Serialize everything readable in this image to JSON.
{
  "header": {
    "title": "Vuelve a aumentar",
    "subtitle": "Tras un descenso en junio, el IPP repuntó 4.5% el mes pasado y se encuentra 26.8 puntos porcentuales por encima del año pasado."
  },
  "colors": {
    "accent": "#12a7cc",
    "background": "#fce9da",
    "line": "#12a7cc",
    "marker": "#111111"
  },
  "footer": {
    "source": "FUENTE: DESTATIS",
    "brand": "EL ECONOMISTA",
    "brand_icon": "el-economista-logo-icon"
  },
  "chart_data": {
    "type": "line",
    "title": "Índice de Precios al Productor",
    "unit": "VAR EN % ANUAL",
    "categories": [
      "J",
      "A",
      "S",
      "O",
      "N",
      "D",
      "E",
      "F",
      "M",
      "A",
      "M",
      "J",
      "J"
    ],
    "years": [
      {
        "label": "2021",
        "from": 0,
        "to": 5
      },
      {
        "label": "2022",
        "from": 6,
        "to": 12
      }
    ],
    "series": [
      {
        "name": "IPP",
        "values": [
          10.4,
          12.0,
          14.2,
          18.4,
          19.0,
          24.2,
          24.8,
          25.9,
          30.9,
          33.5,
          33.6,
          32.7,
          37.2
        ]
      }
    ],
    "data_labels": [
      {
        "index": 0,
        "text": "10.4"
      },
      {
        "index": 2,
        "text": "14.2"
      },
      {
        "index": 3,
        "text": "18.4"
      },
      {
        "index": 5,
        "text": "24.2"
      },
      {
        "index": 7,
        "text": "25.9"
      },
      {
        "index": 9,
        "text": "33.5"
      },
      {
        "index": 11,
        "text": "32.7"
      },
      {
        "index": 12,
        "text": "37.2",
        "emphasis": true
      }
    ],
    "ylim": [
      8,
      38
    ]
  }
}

════════════════

» **WHAT YOU WILL DO**: Retype the material in full, character for character.

» **COMPLETE ANSWER**:
Serialize everything readable in this image to JSON.
{
  "header": {
    "title": "Vuelve a aumentar",
    "subtitle": "Tras un descenso en junio, el IPP repuntó 4.5% el mes pasado y se encuentra 26.8 puntos porcentuales por encima del año pasado."
  },
  "colors": {
    "accent": "#12a7cc",
    "background": "#fce9da",
    "line": "#12a7cc",
    "marker": "#111111"
  },
  "footer": {
    "source": "FUENTE: DESTATIS",
    "brand": "EL ECONOMISTA",
    "brand_icon": "el-economista-logo-icon"
  },
  "chart_data": {
    "type": "line",
    "title": "Índice de Precios al Productor",
    "unit": "VAR EN % ANUAL",
    "categories": [
      "J",
      "A",
      "S",
      "O",
      "N",
      "D",
      "E",
      "F",
      "M",
      "A",
      "M",
      "J",
      "J"
    ],
    "years": [
      {
        "label": "2021",
        "from": 0,
        "to": 5
      },
      {
        "label": "2022",
        "from": 6,
        "to": 12
      }
    ],
    "series": [
      {
        "name": "IPP",
        "values": [
          10.4,
          12.0,
          14.2,
          18.4,
          19.0,
          24.2,
          24.8,
          25.9,
          30.9,
          33.5,
          33.6,
          32.7,
          37.2
        ]
      }
    ],
    "data_labels": [
      {
        "index": 0,
        "text": "10.4"
      },
      {
        "index": 2,
        "text": "14.2"
      },
      {
        "index": 3,
        "text": "18.4"
      },
      {
        "index": 5,
        "text": "24.2"
      },
      {
        "index": 7,
        "text": "25.9"
      },
      {
        "index": 9,
        "text": "33.5"
      },
      {
        "index": 11,
        "text": "32.7"
      },
      {
        "index": 12,
        "text": "37.2",
        "emphasis": true
      }
    ],
    "ylim": [
      8,
      38
    ]
  }
}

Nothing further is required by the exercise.